--- START EXTRACTED RECORDS ---
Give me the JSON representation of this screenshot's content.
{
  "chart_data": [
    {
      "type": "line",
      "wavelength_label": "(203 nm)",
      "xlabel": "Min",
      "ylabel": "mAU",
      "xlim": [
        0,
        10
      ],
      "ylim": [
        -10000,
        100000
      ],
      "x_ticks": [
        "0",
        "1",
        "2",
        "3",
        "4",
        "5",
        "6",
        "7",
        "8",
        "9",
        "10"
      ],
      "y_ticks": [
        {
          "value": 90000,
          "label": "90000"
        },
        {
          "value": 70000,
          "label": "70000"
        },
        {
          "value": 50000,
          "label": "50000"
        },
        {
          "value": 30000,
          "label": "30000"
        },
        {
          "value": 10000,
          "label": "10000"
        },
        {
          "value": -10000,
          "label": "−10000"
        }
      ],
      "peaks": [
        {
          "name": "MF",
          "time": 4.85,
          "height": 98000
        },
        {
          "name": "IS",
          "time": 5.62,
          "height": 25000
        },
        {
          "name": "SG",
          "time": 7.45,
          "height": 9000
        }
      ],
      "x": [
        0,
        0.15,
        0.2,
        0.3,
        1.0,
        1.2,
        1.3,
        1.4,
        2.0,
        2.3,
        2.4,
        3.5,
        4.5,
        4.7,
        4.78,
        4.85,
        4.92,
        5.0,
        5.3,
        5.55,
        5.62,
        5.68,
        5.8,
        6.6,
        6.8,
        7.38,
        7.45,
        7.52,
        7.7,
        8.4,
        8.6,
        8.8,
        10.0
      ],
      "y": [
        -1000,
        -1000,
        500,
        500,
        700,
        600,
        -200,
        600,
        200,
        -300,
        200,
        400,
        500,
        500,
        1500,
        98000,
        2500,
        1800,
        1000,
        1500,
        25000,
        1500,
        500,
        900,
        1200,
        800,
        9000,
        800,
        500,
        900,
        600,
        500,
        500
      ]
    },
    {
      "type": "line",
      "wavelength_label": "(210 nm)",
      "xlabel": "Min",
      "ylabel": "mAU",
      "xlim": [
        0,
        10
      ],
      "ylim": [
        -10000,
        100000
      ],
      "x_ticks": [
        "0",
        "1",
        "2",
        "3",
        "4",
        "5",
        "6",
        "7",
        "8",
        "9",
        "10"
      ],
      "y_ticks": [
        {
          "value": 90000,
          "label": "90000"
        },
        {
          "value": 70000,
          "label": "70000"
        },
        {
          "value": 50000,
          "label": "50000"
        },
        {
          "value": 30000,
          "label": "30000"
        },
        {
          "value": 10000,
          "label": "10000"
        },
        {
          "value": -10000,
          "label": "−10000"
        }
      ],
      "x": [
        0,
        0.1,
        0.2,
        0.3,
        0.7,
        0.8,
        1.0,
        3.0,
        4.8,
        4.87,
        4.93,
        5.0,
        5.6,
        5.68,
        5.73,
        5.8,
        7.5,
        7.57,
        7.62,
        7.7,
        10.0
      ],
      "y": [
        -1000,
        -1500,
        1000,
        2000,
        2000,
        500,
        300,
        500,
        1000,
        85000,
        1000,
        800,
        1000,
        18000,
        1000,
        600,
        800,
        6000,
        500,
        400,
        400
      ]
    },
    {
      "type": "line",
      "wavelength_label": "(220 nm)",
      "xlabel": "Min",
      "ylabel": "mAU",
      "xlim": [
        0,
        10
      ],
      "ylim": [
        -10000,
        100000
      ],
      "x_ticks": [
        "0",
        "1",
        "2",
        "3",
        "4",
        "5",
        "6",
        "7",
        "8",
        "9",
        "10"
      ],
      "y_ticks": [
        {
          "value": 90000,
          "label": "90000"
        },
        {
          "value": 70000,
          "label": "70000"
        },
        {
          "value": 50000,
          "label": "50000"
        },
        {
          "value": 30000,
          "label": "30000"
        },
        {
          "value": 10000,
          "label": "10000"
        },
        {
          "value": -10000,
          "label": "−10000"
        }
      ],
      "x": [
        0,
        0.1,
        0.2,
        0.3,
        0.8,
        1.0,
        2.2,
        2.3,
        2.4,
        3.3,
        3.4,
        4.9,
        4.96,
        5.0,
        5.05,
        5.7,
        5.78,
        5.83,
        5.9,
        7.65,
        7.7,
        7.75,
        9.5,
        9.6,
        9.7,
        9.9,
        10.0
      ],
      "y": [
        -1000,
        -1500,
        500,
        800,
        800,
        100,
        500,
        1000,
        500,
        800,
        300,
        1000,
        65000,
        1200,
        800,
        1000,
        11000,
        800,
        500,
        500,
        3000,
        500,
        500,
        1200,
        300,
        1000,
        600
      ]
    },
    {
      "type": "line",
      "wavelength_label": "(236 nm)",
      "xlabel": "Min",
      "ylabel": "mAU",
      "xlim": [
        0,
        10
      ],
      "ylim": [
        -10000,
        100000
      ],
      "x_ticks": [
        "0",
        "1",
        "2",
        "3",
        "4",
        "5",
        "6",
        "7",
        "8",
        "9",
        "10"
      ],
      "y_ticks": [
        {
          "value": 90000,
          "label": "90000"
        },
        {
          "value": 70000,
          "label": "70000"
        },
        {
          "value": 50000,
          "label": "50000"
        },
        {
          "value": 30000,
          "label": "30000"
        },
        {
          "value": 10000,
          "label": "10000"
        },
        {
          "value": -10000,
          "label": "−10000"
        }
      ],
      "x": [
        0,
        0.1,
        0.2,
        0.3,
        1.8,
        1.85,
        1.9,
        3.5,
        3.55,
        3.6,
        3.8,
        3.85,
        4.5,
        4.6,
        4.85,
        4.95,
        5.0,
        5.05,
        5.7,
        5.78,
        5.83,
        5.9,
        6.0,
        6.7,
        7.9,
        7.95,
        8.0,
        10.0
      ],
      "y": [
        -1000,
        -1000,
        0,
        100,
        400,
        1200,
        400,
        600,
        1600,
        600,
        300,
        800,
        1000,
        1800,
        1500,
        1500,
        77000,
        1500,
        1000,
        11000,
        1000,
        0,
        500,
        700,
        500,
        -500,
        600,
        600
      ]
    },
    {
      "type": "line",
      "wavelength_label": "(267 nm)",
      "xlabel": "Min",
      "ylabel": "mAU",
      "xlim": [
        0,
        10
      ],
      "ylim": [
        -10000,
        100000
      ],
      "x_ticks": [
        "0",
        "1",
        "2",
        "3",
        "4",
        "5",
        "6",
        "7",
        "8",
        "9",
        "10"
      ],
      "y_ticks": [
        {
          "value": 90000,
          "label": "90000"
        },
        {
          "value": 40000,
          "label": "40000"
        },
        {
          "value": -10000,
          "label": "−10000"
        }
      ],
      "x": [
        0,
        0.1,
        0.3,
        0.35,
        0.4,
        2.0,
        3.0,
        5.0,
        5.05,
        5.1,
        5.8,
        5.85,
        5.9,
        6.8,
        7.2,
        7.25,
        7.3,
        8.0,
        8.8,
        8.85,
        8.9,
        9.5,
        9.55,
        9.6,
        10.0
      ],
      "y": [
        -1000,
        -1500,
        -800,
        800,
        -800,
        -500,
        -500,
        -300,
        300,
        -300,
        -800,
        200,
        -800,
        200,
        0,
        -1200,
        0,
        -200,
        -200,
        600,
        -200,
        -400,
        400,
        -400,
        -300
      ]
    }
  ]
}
--- END EXTRACTED RECORDS ---
> [WRITTEN INSTRUCTION]
Using the data above, repeat every line exactly.

> [IN RESPONSE]
Give me the JSON representation of this screenshot's content.
{
  "chart_data": [
    {
      "type": "line",
      "wavelength_label": "(203 nm)",
      "xlabel": "Min",
      "ylabel": "mAU",
      "xlim": [
        0,
        10
      ],
      "ylim": [
        -10000,
        100000
      ],
      "x_ticks": [
        "0",
        "1",
        "2",
        "3",
        "4",
        "5",
        "6",
        "7",
        "8",
        "9",
        "10"
      ],
      "y_ticks": [
        {
          "value": 90000,
          "label": "90000"
        },
        {
          "value": 70000,
          "label": "70000"
        },
        {
          "value": 50000,
          "label": "50000"
        },
        {
          "value": 30000,
          "label": "30000"
        },
        {
          "value": 10000,
          "label": "10000"
        },
        {
          "value": -10000,
          "label": "−10000"
        }
      ],
      "peaks": [
        {
          "name": "MF",
          "time": 4.85,
          "height": 98000
        },
        {
          "name": "IS",
          "time": 5.62,
          "height": 25000
        },
        {
          "name": "SG",
          "time": 7.45,
          "height": 9000
        }
      ],
      "x": [
        0,
        0.15,
        0.2,
        0.3,
        1.0,
        1.2,
        1.3,
        1.4,
        2.0,
        2.3,
        2.4,
        3.5,
        4.5,
        4.7,
        4.78,
        4.85,
        4.92,
        5.0,
        5.3,
        5.55,
        5.62,
        5.68,
        5.8,
        6.6,
        6.8,
        7.38,
        7.45,
        7.52,
        7.7,
        8.4,
        8.6,
        8.8,
        10.0
      ],
      "y": [
        -1000,
        -1000,
        500,
        500,
        700,
        600,
        -200,
        600,
        200,
        -300,
        200,
        400,
        500,
        500,
        1500,
        98000,
        2500,
        1800,
        1000,
        1500,
        25000,
        1500,
        500,
        900,
        1200,
        800,
        9000,
        800,
        500,
        900,
        600,
        500,
        500
      ]
    },
    {
      "type": "line",
      "wavelength_label": "(210 nm)",
      "xlabel": "Min",
      "ylabel": "mAU",
      "xlim": [
        0,
        10
      ],
      "ylim": [
        -10000,
        100000
      ],
      "x_ticks": [
        "0",
        "1",
        "2",
        "3",
        "4",
        "5",
        "6",
        "7",
        "8",
        "9",
        "10"
      ],
      "y_ticks": [
        {
          "value": 90000,
          "label": "90000"
        },
        {
          "value": 70000,
          "label": "70000"
        },
        {
          "value": 50000,
          "label": "50000"
        },
        {
          "value": 30000,
          "label": "30000"
        },
        {
          "value": 10000,
          "label": "10000"
        },
        {
          "value": -10000,
          "label": "−10000"
        }
      ],
      "x": [
        0,
        0.1,
        0.2,
        0.3,
        0.7,
        0.8,
        1.0,
        3.0,
        4.8,
        4.87,
        4.93,
        5.0,
        5.6,
        5.68,
        5.73,
        5.8,
        7.5,
        7.57,
        7.62,
        7.7,
        10.0
      ],
      "y": [
        -1000,
        -1500,
        1000,
        2000,
        2000,
        500,
        300,
        500,
        1000,
        85000,
        1000,
        800,
        1000,
        18000,
        1000,
        600,
        800,
        6000,
        500,
        400,
        400
      ]
    },
    {
      "type": "line",
      "wavelength_label": "(220 nm)",
      "xlabel": "Min",
      "ylabel": "mAU",
      "xlim": [
        0,
        10
      ],
      "ylim": [
        -10000,
        100000
      ],
      "x_ticks": [
        "0",
        "1",
        "2",
        "3",
        "4",
        "5",
        "6",
        "7",
        "8",
        "9",
        "10"
      ],
      "y_ticks": [
        {
          "value": 90000,
          "label": "90000"
        },
        {
          "value": 70000,
          "label": "70000"
        },
        {
          "value": 50000,
          "label": "50000"
        },
        {
          "value": 30000,
          "label": "30000"
        },
        {
          "value": 10000,
          "label": "10000"
        },
        {
          "value": -10000,
          "label": "−10000"
        }
      ],
      "x": [
        0,
        0.1,
        0.2,
        0.3,
        0.8,
        1.0,
        2.2,
        2.3,
        2.4,
        3.3,
        3.4,
        4.9,
        4.96,
        5.0,
        5.05,
        5.7,
        5.78,
        5.83,
        5.9,
        7.65,
        7.7,
        7.75,
        9.5,
        9.6,
        9.7,
        9.9,
        10.0
      ],
      "y": [
        -1000,
        -1500,
        500,
        800,
        800,
        100,
        500,
        1000,
        500,
        800,
        300,
        1000,
        65000,
        1200,
        800,
        1000,
        11000,
        800,
        500,
        500,
        3000,
        500,
        500,
        1200,
        300,
        1000,
        600
      ]
    },
    {
      "type": "line",
      "wavelength_label": "(236 nm)",
      "xlabel": "Min",
      "ylabel": "mAU",
      "xlim": [
        0,
        10
      ],
      "ylim": [
        -10000,
        100000
      ],
      "x_ticks": [
        "0",
        "1",
        "2",
        "3",
        "4",
        "5",
        "6",
        "7",
        "8",
        "9",
        "10"
      ],
      "y_ticks": [
        {
          "value": 90000,
          "label": "90000"
        },
        {
          "value": 70000,
          "label": "70000"
        },
        {
          "value": 50000,
          "label": "50000"
        },
        {
          "value": 30000,
          "label": "30000"
        },
        {
          "value": 10000,
          "label": "10000"
        },
        {
          "value": -10000,
          "label": "−10000"
        }
      ],
      "x": [
        0,
        0.1,
        0.2,
        0.3,
        1.8,
        1.85,
        1.9,
        3.5,
        3.55,
        3.6,
        3.8,
        3.85,
        4.5,
        4.6,
        4.85,
        4.95,
        5.0,
        5.05,
        5.7,
        5.78,
        5.83,
        5.9,
        6.0,
        6.7,
        7.9,
        7.95,
        8.0,
        10.0
      ],
      "y": [
        -1000,
        -1000,
        0,
        100,
        400,
        1200,
        400,
        600,
        1600,
        600,
        300,
        800,
        1000,
        1800,
        1500,
        1500,
        77000,
        1500,
        1000,
        11000,
        1000,
        0,
        500,
        700,
        500,
        -500,
        600,
        600
      ]
    },
    {
      "type": "line",
      "wavelength_label": "(267 nm)",
      "xlabel": "Min",
      "ylabel": "mAU",
      "xlim": [
        0,
        10
      ],
      "ylim": [
        -10000,
        100000
      ],
      "x_ticks": [
        "0",
        "1",
        "2",
        "3",
        "4",
        "5",
        "6",
        "7",
        "8",
        "9",
        "10"
      ],
      "y_ticks": [
        {
          "value": 90000,
          "label": "90000"
        },
        {
          "value": 40000,
          "label": "40000"
        },
        {
          "value": -10000,
          "label": "−10000"
        }
      ],
      "x": [
        0,
        0.1,
        0.3,
        0.35,
        0.4,
        2.0,
        3.0,
        5.0,
        5.05,
        5.1,
        5.8,
        5.85,
        5.9,
        6.8,
        7.2,
        7.25,
        7.3,
        8.0,
        8.8,
        8.85,
        8.9,
        9.5,
        9.55,
        9.6,
        10.0
      ],
      "y": [
        -1000,
        -1500,
        -800,
        800,
        -800,
        -500,
        -500,
        -300,
        300,
        -300,
        -800,
        200,
        -800,
        200,
        0,
        -1200,
        0,
        -200,
        -200,
        600,
        -200,
        -400,
        400,
        -400,
        -300
      ]
    }
  ]
}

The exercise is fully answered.